(Dataset excerpt)
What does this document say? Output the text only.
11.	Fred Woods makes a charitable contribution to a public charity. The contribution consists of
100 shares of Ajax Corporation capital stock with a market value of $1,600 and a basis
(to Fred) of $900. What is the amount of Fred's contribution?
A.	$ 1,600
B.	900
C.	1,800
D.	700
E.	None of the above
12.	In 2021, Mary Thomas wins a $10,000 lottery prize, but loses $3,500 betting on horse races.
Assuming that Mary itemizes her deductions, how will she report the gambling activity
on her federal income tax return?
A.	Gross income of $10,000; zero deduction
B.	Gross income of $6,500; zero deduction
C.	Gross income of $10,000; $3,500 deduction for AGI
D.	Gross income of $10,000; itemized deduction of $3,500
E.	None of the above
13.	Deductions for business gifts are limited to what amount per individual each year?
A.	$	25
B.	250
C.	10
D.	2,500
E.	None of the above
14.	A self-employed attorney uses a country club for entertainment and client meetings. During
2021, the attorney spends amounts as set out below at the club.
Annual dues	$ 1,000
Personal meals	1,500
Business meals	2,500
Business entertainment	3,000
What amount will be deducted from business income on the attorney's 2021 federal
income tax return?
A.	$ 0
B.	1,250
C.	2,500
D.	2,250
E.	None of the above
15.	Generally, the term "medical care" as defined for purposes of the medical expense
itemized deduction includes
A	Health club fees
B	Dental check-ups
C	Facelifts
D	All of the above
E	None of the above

Objective
Set down the entries verbatim, leaving none out.

Final result
What does this document say? Output the text only.
11.	Fred Woods makes a charitable contribution to a public charity. The contribution consists of
100 shares of Ajax Corporation capital stock with a market value of $1,600 and a basis
(to Fred) of $900. What is the amount of Fred's contribution?
A.	$ 1,600
B.	900
C.	1,800
D.	700
E.	None of the above
12.	In 2021, Mary Thomas wins a $10,000 lottery prize, but loses $3,500 betting on horse races.
Assuming that Mary itemizes her deductions, how will she report the gambling activity
on her federal income tax return?
A.	Gross income of $10,000; zero deduction
B.	Gross income of $6,500; zero deduction
C.	Gross income of $10,000; $3,500 deduction for AGI
D.	Gross income of $10,000; itemized deduction of $3,500
E.	None of the above
13.	Deductions for business gifts are limited to what amount per individual each year?
A.	$	25
B.	250
C.	10
D.	2,500
E.	None of the above
14.	A self-employed attorney uses a country club for entertainment and client meetings. During
2021, the attorney spends amounts as set out below at the club.
Annual dues	$ 1,000
Personal meals	1,500
Business meals	2,500
Business entertainment	3,000
What amount will be deducted from business income on the attorney's 2021 federal
income tax return?
A.	$ 0
B.	1,250
C.	2,500
D.	2,250
E.	None of the above
15.	Generally, the term "medical care" as defined for purposes of the medical expense
itemized deduction includes
A	Health club fees
B	Dental check-ups
C	Facelifts
D	All of the above
E	None of the above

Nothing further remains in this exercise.